EXTRACTED INFORMATION =
------------------------------------------------------------

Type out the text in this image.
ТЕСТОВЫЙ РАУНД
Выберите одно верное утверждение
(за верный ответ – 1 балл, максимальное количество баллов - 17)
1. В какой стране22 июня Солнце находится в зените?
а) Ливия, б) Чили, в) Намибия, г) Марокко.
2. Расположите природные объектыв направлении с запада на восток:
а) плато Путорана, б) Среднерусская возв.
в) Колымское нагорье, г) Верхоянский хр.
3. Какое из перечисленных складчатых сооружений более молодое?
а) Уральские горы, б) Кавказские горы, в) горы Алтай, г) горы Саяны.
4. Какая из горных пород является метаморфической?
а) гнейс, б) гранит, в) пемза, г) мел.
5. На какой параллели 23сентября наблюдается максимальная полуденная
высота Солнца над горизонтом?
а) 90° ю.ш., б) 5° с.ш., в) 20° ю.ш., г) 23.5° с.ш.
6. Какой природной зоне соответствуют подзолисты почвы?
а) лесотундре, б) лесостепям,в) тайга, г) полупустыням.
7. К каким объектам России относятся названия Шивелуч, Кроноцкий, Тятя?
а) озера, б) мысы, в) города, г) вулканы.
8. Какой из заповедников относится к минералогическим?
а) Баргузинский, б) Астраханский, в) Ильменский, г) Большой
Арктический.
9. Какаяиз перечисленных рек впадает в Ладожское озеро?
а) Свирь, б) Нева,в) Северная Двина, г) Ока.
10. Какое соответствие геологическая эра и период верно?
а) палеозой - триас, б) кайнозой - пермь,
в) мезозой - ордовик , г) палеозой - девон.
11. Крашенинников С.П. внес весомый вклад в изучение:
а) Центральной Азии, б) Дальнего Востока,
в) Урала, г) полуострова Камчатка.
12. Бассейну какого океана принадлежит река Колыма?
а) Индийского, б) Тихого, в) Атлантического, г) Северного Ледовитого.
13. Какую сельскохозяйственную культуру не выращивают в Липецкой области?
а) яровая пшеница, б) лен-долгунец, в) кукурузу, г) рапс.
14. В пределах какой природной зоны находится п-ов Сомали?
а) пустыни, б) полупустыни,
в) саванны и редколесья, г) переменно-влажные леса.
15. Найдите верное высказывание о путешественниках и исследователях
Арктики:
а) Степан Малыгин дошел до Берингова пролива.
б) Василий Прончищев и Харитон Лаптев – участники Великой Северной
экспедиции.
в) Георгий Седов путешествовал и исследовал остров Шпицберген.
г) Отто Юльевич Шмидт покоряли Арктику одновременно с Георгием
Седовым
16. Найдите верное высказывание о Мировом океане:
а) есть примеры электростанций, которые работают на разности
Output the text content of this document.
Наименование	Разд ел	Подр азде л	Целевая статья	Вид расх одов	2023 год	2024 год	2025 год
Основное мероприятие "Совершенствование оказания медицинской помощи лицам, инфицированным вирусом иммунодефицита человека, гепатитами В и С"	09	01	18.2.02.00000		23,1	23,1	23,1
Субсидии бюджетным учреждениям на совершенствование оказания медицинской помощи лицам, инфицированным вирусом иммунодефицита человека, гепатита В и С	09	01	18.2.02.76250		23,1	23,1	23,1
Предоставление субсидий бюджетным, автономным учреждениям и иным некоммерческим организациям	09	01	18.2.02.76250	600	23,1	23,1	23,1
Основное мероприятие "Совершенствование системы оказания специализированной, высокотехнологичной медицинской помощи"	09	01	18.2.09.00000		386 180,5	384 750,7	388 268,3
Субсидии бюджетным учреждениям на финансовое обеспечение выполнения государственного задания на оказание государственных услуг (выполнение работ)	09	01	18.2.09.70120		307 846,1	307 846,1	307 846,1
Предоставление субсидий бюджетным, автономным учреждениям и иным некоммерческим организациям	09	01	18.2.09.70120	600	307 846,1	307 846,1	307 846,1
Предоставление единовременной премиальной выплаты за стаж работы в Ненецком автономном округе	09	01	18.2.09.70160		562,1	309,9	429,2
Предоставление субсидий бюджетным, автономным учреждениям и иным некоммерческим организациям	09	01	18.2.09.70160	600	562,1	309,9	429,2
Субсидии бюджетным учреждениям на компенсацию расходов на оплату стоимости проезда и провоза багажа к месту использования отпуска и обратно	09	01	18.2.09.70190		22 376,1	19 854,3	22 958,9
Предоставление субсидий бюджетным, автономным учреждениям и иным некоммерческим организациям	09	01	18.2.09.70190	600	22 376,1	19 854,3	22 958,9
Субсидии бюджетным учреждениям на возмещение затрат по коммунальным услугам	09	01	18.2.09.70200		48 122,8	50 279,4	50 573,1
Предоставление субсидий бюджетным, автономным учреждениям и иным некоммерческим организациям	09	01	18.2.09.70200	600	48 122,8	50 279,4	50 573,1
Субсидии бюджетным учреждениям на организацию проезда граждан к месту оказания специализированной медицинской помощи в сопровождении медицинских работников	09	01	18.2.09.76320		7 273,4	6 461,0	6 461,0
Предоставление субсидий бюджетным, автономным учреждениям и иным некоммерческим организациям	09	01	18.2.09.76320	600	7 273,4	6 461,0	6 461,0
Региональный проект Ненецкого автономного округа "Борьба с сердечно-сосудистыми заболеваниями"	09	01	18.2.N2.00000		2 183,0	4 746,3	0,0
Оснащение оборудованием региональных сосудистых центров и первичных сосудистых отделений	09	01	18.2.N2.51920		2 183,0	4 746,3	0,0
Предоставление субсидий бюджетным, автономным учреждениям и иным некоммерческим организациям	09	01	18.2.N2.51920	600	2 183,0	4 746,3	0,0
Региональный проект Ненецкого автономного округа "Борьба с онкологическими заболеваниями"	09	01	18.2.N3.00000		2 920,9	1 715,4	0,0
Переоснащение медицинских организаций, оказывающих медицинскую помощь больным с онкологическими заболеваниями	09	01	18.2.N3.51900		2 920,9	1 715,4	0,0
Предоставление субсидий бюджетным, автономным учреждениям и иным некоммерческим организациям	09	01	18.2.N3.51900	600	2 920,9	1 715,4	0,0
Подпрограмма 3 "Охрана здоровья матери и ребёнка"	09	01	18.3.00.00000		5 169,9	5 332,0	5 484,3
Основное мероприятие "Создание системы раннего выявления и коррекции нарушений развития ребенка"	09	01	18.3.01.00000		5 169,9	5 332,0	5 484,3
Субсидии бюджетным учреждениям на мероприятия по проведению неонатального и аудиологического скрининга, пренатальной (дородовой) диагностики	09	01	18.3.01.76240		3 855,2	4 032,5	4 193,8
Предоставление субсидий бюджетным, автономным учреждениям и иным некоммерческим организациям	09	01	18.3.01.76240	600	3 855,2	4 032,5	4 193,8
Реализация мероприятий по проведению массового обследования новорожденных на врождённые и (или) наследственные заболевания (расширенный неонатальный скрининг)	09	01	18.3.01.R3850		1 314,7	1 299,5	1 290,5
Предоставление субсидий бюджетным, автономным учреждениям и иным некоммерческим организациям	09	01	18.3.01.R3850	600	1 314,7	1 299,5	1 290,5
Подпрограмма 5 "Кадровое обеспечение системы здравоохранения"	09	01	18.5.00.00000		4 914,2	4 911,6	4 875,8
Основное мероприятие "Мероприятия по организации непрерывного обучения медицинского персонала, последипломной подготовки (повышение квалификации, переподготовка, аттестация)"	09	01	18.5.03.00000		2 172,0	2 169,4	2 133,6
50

------------------------------------------------------------

GOAL = Copy out the whole listing exactly; please set it all down.

SOLUTION TO THIS PROBLEM =
Type out the text in this image.
ТЕСТОВЫЙ РАУНД
Выберите одно верное утверждение
(за верный ответ – 1 балл, максимальное количество баллов - 17)
1. В какой стране22 июня Солнце находится в зените?
а) Ливия, б) Чили, в) Намибия, г) Марокко.
2. Расположите природные объектыв направлении с запада на восток:
а) плато Путорана, б) Среднерусская возв.
в) Колымское нагорье, г) Верхоянский хр.
3. Какое из перечисленных складчатых сооружений более молодое?
а) Уральские горы, б) Кавказские горы, в) горы Алтай, г) горы Саяны.
4. Какая из горных пород является метаморфической?
а) гнейс, б) гранит, в) пемза, г) мел.
5. На какой параллели 23сентября наблюдается максимальная полуденная
высота Солнца над горизонтом?
а) 90° ю.ш., б) 5° с.ш., в) 20° ю.ш., г) 23.5° с.ш.
6. Какой природной зоне соответствуют подзолисты почвы?
а) лесотундре, б) лесостепям,в) тайга, г) полупустыням.
7. К каким объектам России относятся названия Шивелуч, Кроноцкий, Тятя?
а) озера, б) мысы, в) города, г) вулканы.
8. Какой из заповедников относится к минералогическим?
а) Баргузинский, б) Астраханский, в) Ильменский, г) Большой
Арктический.
9. Какаяиз перечисленных рек впадает в Ладожское озеро?
а) Свирь, б) Нева,в) Северная Двина, г) Ока.
10. Какое соответствие геологическая эра и период верно?
а) палеозой - триас, б) кайнозой - пермь,
в) мезозой - ордовик , г) палеозой - девон.
11. Крашенинников С.П. внес весомый вклад в изучение:
а) Центральной Азии, б) Дальнего Востока,
в) Урала, г) полуострова Камчатка.
12. Бассейну какого океана принадлежит река Колыма?
а) Индийского, б) Тихого, в) Атлантического, г) Северного Ледовитого.
13. Какую сельскохозяйственную культуру не выращивают в Липецкой области?
а) яровая пшеница, б) лен-долгунец, в) кукурузу, г) рапс.
14. В пределах какой природной зоны находится п-ов Сомали?
а) пустыни, б) полупустыни,
в) саванны и редколесья, г) переменно-влажные леса.
15. Найдите верное высказывание о путешественниках и исследователях
Арктики:
а) Степан Малыгин дошел до Берингова пролива.
б) Василий Прончищев и Харитон Лаптев – участники Великой Северной
экспедиции.
в) Георгий Седов путешествовал и исследовал остров Шпицберген.
г) Отто Юльевич Шмидт покоряли Арктику одновременно с Георгием
Седовым
16. Найдите верное высказывание о Мировом океане:
а) есть примеры электростанций, которые работают на разности
Output the text content of this document.
Наименование	Разд ел	Подр азде л	Целевая статья	Вид расх одов	2023 год	2024 год	2025 год
Основное мероприятие "Совершенствование оказания медицинской помощи лицам, инфицированным вирусом иммунодефицита человека, гепатитами В и С"	09	01	18.2.02.00000		23,1	23,1	23,1
Субсидии бюджетным учреждениям на совершенствование оказания медицинской помощи лицам, инфицированным вирусом иммунодефицита человека, гепатита В и С	09	01	18.2.02.76250		23,1	23,1	23,1
Предоставление субсидий бюджетным, автономным учреждениям и иным некоммерческим организациям	09	01	18.2.02.76250	600	23,1	23,1	23,1
Основное мероприятие "Совершенствование системы оказания специализированной, высокотехнологичной медицинской помощи"	09	01	18.2.09.00000		386 180,5	384 750,7	388 268,3
Субсидии бюджетным учреждениям на финансовое обеспечение выполнения государственного задания на оказание государственных услуг (выполнение работ)	09	01	18.2.09.70120		307 846,1	307 846,1	307 846,1
Предоставление субсидий бюджетным, автономным учреждениям и иным некоммерческим организациям	09	01	18.2.09.70120	600	307 846,1	307 846,1	307 846,1
Предоставление единовременной премиальной выплаты за стаж работы в Ненецком автономном округе	09	01	18.2.09.70160		562,1	309,9	429,2
Предоставление субсидий бюджетным, автономным учреждениям и иным некоммерческим организациям	09	01	18.2.09.70160	600	562,1	309,9	429,2
Субсидии бюджетным учреждениям на компенсацию расходов на оплату стоимости проезда и провоза багажа к месту использования отпуска и обратно	09	01	18.2.09.70190		22 376,1	19 854,3	22 958,9
Предоставление субсидий бюджетным, автономным учреждениям и иным некоммерческим организациям	09	01	18.2.09.70190	600	22 376,1	19 854,3	22 958,9
Субсидии бюджетным учреждениям на возмещение затрат по коммунальным услугам	09	01	18.2.09.70200		48 122,8	50 279,4	50 573,1
Предоставление субсидий бюджетным, автономным учреждениям и иным некоммерческим организациям	09	01	18.2.09.70200	600	48 122,8	50 279,4	50 573,1
Субсидии бюджетным учреждениям на организацию проезда граждан к месту оказания специализированной медицинской помощи в сопровождении медицинских работников	09	01	18.2.09.76320		7 273,4	6 461,0	6 461,0
Предоставление субсидий бюджетным, автономным учреждениям и иным некоммерческим организациям	09	01	18.2.09.76320	600	7 273,4	6 461,0	6 461,0
Региональный проект Ненецкого автономного округа "Борьба с сердечно-сосудистыми заболеваниями"	09	01	18.2.N2.00000		2 183,0	4 746,3	0,0
Оснащение оборудованием региональных сосудистых центров и первичных сосудистых отделений	09	01	18.2.N2.51920		2 183,0	4 746,3	0,0
Предоставление субсидий бюджетным, автономным учреждениям и иным некоммерческим организациям	09	01	18.2.N2.51920	600	2 183,0	4 746,3	0,0
Региональный проект Ненецкого автономного округа "Борьба с онкологическими заболеваниями"	09	01	18.2.N3.00000		2 920,9	1 715,4	0,0
Переоснащение медицинских организаций, оказывающих медицинскую помощь больным с онкологическими заболеваниями	09	01	18.2.N3.51900		2 920,9	1 715,4	0,0
Предоставление субсидий бюджетным, автономным учреждениям и иным некоммерческим организациям	09	01	18.2.N3.51900	600	2 920,9	1 715,4	0,0
Подпрограмма 3 "Охрана здоровья матери и ребёнка"	09	01	18.3.00.00000		5 169,9	5 332,0	5 484,3
Основное мероприятие "Создание системы раннего выявления и коррекции нарушений развития ребенка"	09	01	18.3.01.00000		5 169,9	5 332,0	5 484,3
Субсидии бюджетным учреждениям на мероприятия по проведению неонатального и аудиологического скрининга, пренатальной (дородовой) диагностики	09	01	18.3.01.76240		3 855,2	4 032,5	4 193,8
Предоставление субсидий бюджетным, автономным учреждениям и иным некоммерческим организациям	09	01	18.3.01.76240	600	3 855,2	4 032,5	4 193,8
Реализация мероприятий по проведению массового обследования новорожденных на врождённые и (или) наследственные заболевания (расширенный неонатальный скрининг)	09	01	18.3.01.R3850		1 314,7	1 299,5	1 290,5
Предоставление субсидий бюджетным, автономным учреждениям и иным некоммерческим организациям	09	01	18.3.01.R3850	600	1 314,7	1 299,5	1 290,5
Подпрограмма 5 "Кадровое обеспечение системы здравоохранения"	09	01	18.5.00.00000		4 914,2	4 911,6	4 875,8
Основное мероприятие "Мероприятия по организации непрерывного обучения медицинского персонала, последипломной подготовки (повышение квалификации, переподготовка, аттестация)"	09	01	18.5.03.00000		2 172,0	2 169,4	2 133,6
50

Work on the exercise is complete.